● **Your objective**
Wherever the string "color" shows up in a line, count that line. Give the total alone.

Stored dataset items
+-------+
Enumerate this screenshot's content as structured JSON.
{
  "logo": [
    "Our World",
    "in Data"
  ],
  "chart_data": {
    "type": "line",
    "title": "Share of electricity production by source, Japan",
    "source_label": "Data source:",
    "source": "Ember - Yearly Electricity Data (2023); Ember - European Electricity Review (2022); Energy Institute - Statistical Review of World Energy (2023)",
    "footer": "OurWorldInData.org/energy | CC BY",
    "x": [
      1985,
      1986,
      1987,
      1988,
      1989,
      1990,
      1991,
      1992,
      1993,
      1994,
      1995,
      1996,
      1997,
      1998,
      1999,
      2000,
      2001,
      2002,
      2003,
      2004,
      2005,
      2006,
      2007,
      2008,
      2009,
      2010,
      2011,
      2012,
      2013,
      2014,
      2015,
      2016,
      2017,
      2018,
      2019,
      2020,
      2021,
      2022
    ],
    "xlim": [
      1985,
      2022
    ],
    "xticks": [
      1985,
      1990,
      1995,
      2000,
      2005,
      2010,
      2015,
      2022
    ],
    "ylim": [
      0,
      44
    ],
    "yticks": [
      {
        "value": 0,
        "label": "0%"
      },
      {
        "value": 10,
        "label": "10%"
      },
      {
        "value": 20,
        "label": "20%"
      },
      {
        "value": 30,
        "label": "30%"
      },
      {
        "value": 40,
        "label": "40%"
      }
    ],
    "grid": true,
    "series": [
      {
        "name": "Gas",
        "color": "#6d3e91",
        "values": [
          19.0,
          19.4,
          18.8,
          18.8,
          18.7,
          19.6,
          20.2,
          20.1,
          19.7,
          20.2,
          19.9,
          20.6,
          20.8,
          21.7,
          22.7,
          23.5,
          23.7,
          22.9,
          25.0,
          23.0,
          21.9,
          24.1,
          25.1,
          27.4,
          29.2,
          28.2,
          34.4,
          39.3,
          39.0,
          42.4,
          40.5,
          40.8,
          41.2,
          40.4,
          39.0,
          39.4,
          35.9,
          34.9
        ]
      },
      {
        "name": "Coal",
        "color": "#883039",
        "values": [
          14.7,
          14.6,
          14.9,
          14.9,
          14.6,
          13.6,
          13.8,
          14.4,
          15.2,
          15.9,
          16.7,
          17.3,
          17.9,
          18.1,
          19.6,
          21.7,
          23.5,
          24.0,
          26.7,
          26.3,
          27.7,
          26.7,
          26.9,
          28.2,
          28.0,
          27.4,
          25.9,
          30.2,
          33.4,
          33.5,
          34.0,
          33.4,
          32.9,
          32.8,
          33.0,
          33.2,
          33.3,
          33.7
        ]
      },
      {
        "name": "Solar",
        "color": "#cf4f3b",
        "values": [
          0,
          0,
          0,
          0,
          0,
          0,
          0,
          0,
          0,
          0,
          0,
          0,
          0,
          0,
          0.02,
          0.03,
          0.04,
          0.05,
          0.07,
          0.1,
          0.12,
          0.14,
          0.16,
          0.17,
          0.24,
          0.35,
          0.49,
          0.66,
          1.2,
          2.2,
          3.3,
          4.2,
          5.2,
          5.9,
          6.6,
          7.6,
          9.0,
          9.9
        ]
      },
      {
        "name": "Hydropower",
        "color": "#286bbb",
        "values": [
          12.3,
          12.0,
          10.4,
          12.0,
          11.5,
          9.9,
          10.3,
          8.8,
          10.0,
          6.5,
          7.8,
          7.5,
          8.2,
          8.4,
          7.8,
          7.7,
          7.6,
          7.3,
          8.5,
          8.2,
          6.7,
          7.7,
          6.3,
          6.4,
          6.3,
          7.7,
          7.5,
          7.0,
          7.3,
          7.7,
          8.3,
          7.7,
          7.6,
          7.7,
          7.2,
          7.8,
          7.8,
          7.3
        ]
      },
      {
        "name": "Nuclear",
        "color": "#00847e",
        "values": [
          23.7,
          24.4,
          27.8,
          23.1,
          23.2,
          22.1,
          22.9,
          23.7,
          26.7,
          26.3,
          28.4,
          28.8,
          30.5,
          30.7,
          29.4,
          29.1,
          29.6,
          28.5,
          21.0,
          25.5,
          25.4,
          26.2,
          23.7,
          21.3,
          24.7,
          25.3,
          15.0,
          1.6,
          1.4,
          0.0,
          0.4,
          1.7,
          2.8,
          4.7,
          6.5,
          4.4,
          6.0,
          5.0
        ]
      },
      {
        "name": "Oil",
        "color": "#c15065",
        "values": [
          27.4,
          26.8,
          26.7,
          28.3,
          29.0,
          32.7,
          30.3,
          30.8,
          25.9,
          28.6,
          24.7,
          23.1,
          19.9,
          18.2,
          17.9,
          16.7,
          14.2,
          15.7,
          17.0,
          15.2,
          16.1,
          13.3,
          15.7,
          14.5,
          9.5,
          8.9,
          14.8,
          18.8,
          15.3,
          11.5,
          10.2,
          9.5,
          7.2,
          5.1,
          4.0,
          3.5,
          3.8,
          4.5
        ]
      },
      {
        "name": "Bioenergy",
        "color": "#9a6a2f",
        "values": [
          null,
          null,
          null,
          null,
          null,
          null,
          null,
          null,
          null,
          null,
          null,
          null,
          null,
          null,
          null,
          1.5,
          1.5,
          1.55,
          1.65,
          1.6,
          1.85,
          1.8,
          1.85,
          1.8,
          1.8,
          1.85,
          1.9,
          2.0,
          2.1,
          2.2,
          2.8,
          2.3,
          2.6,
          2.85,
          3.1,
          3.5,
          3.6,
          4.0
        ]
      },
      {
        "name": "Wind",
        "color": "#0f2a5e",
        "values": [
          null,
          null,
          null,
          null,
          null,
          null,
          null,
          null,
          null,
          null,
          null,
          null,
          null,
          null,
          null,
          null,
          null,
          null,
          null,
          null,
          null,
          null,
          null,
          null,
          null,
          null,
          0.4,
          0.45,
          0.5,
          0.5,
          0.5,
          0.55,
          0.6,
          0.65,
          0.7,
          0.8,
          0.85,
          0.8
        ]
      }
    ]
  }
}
+-------+
● **Task response**
8